# EXERCISE TASK
Among the records that follow, count the lines with the string "xlabel"; report only that count.
━━ GIVEN RECORDS
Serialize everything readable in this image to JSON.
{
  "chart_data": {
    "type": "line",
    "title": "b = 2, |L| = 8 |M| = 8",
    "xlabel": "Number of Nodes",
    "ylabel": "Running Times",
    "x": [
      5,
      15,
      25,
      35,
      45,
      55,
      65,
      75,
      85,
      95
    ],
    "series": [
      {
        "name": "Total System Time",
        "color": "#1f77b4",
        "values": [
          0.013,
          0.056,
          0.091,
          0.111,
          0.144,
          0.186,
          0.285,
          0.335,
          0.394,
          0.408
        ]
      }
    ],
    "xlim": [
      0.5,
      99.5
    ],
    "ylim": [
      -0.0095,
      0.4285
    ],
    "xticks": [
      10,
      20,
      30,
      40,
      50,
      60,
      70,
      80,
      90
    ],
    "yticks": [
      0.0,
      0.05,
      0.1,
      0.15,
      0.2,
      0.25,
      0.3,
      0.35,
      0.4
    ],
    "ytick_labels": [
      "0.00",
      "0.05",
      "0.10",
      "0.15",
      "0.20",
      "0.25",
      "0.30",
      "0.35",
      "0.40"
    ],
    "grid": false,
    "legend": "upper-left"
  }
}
━━━━
━━ GIVEN RECORDS
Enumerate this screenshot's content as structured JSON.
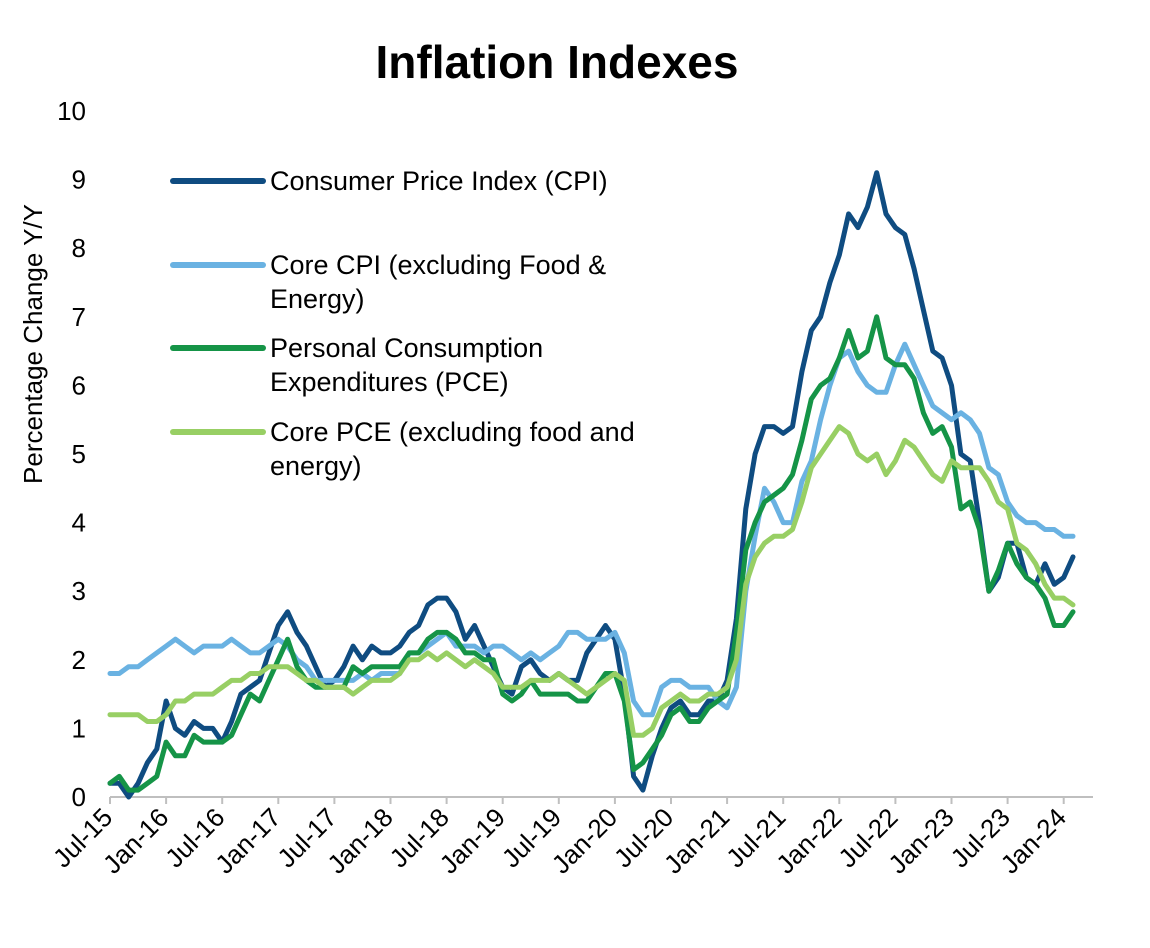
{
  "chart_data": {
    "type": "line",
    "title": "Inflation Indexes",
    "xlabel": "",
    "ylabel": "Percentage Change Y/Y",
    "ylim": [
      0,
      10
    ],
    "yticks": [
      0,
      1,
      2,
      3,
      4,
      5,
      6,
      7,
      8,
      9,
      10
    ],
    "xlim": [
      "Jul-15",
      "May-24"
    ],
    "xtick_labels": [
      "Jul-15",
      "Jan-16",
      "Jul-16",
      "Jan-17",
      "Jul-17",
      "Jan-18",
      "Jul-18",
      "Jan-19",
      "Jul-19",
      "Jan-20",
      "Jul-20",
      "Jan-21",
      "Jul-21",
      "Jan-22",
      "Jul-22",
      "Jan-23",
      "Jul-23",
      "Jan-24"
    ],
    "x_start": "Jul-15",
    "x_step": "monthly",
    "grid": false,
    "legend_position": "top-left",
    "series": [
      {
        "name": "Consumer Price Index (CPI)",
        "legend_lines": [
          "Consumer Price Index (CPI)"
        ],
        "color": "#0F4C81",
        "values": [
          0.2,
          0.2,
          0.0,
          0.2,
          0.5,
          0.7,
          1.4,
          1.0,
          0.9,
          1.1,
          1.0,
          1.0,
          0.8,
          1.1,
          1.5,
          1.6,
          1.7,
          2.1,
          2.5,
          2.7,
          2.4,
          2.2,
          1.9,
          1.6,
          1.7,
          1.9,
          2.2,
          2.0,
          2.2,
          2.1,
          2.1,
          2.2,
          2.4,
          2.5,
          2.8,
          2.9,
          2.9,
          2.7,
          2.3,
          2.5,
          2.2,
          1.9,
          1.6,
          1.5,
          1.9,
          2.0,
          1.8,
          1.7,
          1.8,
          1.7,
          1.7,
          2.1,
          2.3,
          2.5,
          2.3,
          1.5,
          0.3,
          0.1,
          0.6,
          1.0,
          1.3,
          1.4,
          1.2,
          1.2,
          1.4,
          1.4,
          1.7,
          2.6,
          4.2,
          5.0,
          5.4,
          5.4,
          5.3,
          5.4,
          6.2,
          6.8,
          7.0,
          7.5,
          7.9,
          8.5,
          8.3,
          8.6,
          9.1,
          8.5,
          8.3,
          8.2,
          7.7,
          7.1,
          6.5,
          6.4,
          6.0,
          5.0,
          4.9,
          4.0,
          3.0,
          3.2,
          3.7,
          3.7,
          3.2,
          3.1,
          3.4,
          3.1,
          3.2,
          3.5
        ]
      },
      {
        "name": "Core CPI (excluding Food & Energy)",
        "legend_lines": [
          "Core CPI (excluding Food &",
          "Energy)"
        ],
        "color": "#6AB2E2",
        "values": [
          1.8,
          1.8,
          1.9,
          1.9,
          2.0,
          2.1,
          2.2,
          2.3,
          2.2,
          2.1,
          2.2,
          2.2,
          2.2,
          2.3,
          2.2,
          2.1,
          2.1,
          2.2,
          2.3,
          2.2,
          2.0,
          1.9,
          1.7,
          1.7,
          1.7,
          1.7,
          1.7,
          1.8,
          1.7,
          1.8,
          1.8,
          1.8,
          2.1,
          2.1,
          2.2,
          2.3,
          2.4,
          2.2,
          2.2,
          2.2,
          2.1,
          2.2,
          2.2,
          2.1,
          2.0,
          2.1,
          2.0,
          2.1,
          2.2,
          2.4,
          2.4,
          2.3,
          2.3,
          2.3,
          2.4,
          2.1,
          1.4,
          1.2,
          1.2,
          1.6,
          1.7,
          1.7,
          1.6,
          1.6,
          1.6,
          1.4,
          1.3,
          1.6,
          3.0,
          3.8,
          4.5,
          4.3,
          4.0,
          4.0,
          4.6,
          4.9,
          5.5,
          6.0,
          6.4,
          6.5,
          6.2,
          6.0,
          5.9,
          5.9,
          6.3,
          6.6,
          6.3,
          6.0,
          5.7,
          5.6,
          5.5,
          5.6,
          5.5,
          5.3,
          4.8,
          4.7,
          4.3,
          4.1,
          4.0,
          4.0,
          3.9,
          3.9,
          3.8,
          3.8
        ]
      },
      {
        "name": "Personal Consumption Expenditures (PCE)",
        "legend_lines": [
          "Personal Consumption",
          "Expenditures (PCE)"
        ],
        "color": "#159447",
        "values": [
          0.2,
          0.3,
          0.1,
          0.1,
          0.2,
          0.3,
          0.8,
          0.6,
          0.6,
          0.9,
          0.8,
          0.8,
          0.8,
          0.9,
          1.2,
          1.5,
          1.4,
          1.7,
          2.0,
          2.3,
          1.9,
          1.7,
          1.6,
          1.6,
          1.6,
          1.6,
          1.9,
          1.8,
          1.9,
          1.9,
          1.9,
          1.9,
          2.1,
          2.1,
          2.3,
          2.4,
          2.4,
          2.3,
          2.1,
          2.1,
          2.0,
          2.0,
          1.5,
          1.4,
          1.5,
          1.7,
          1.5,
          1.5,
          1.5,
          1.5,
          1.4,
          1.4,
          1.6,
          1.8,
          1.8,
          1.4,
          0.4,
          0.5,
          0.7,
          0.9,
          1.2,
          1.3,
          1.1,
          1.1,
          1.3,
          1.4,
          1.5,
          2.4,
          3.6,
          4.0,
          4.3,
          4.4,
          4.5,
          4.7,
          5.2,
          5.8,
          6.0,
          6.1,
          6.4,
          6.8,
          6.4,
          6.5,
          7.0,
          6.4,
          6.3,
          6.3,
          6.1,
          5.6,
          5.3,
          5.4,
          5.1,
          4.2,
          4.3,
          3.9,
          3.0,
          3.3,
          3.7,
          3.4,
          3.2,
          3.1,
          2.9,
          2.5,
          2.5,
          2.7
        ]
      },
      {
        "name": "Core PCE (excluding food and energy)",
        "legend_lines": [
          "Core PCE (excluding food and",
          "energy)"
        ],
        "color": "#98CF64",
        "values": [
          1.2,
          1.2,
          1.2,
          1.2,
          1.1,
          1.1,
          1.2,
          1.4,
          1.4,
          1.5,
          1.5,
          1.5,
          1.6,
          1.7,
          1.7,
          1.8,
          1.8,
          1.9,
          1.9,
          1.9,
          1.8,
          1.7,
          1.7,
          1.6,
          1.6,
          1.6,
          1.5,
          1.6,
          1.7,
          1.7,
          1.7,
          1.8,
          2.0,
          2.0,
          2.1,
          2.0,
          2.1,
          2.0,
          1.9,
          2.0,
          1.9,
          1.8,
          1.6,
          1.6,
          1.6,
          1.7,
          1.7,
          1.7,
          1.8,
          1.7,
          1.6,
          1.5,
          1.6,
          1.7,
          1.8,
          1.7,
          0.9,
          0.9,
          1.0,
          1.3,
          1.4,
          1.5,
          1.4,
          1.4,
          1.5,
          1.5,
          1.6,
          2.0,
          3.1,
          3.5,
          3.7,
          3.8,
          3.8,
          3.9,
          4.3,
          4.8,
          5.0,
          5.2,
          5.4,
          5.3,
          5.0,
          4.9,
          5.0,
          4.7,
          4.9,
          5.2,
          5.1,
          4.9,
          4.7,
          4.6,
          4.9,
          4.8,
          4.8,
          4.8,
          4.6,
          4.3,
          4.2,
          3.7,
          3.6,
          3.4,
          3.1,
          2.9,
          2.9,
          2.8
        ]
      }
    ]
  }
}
━━━━
━━ GIVEN RECORDS
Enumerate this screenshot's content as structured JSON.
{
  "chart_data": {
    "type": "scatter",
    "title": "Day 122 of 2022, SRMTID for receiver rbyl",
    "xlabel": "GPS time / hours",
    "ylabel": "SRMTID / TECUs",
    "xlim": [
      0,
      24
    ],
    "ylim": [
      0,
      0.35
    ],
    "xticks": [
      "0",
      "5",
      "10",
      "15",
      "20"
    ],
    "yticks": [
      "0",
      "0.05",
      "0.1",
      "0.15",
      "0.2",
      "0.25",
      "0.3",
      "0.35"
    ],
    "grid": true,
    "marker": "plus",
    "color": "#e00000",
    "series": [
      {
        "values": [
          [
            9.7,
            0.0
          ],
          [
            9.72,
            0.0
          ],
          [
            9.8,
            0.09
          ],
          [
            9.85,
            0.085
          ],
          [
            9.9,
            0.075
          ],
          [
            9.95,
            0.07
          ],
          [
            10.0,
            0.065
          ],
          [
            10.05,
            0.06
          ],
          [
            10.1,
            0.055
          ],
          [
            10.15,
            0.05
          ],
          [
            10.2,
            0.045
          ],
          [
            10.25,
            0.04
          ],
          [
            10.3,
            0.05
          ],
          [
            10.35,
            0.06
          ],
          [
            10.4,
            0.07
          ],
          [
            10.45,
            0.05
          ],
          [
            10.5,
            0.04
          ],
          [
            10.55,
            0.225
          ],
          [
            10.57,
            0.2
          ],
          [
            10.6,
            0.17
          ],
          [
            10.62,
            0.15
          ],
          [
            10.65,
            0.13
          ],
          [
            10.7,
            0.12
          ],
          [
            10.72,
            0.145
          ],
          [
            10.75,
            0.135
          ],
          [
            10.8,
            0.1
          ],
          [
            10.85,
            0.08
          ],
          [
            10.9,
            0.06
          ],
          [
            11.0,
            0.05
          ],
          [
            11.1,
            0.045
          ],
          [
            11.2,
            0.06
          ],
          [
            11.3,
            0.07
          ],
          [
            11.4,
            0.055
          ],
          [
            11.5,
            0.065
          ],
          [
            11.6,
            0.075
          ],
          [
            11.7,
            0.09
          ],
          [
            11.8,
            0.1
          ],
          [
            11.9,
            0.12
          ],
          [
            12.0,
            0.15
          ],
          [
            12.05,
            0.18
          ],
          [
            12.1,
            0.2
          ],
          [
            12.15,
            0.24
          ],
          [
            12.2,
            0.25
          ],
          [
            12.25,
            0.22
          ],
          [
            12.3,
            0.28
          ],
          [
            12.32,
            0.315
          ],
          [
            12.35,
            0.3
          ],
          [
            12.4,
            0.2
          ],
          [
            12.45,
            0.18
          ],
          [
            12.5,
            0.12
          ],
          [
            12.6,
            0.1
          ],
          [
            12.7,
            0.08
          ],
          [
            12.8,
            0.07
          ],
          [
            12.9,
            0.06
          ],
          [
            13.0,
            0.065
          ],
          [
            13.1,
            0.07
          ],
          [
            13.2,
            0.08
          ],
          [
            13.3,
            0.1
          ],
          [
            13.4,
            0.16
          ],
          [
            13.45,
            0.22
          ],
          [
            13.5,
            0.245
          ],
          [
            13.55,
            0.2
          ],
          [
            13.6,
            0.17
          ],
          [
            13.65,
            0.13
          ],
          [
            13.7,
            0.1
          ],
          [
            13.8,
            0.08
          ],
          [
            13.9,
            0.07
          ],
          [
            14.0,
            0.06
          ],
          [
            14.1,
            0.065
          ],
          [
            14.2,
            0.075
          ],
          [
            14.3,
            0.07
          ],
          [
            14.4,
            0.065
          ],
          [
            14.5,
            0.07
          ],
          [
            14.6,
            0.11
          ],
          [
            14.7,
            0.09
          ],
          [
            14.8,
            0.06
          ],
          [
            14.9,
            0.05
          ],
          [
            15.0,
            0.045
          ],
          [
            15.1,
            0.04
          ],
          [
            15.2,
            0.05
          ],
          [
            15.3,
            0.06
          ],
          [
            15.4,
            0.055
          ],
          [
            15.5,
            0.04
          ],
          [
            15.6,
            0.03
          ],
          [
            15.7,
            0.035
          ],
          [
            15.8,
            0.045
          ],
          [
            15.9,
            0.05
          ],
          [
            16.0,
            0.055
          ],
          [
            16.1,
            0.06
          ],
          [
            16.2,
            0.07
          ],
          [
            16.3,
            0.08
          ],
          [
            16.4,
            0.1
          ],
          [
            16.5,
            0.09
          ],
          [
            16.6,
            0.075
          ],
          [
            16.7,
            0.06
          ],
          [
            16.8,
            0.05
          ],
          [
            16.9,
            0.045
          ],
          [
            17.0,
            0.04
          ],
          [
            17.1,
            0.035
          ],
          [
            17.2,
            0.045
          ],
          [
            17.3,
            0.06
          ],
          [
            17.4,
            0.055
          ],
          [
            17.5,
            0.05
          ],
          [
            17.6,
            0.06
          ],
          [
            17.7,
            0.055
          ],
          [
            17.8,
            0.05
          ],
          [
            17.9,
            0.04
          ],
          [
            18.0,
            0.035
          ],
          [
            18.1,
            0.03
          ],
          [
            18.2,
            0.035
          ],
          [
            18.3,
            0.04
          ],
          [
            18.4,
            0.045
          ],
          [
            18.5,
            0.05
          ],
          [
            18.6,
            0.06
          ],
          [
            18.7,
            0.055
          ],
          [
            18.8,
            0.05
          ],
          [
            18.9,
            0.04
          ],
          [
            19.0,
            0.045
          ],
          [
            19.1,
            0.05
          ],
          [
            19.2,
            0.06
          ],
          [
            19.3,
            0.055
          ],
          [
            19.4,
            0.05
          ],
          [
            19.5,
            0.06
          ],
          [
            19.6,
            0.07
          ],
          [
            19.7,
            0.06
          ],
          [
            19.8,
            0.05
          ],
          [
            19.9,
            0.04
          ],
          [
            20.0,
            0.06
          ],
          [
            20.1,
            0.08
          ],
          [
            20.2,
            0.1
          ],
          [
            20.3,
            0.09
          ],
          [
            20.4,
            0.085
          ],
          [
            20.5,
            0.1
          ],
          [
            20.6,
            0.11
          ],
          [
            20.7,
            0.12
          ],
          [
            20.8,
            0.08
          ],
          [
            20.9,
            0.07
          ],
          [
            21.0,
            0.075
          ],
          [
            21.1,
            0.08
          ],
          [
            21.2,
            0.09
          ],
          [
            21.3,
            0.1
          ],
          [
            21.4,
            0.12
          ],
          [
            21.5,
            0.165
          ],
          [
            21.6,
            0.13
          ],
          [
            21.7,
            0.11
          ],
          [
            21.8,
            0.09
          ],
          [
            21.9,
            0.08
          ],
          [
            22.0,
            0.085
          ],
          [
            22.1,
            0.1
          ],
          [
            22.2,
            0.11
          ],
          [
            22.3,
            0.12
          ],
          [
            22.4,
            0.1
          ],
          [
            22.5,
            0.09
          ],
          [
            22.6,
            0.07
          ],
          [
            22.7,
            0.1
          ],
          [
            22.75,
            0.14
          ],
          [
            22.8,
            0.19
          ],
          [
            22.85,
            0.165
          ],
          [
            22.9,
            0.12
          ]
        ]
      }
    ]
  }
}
━━━━
# OUTPUT FOR THIS EXERCISE
3